**DOCUMENT SEGMENT**
------------------------

I hope we have selectors in due course of time: Harmanpreet Kaur | Cricket News – Times of India

Harmanpreet Kaur. (TOI Photo)

MUMBAI: A major criticism against the BCCI when it comes to women’s cricket is that there are not even national selectors in place since the last eight months, once Hemlata Kala and Co quit their post in January. The captain of the India women’s team Harmanpreet Kaur hopes that a set of national selectors for the women’s team are in place “in due course of time.”
“While it is important to have selectors, I hope we will have them in due course of time,” Harmanpreet tells TOI in an interview.
The tendency of the India women’s team to lose in the knockout games – they lost in the 50-over final in 2017, the T20 World Cup semis in 2018, and then in the final of the same tournament earlier this year – had sparked an interesting remark from previous women’s chief selector Kala, who felt that the Indian girls fail to handle the pressure of big finals.

------------------------

**SUPPLIED DATA**
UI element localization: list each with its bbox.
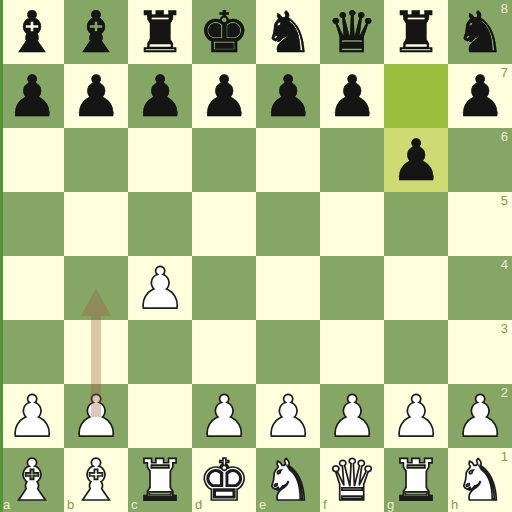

------------------------

**PARTS OF THE EXERCISE**
(A) Edit the Harmanpreet Kaur article from "The tendency of" to "of big finals.", changing "semis" to "semifinals".
(B) According to the Harmanpreet Kaur article, in what month did Hemlata Kala and Co quit their post?
The lines are separate from the article and have no connection to it.

**WORKED ANSWERS**
(A)
The tendency of the India women’s team to lose in the knockout games – they lost in the 50-over final in 2017, the T20 World Cup semifinals in 2018, and then in the final of the same tournament earlier this year – had sparked an interesting remark from previous women’s chief selector Kala, who felt that the Indian girls fail to handle the pressure of big finals.

(B) January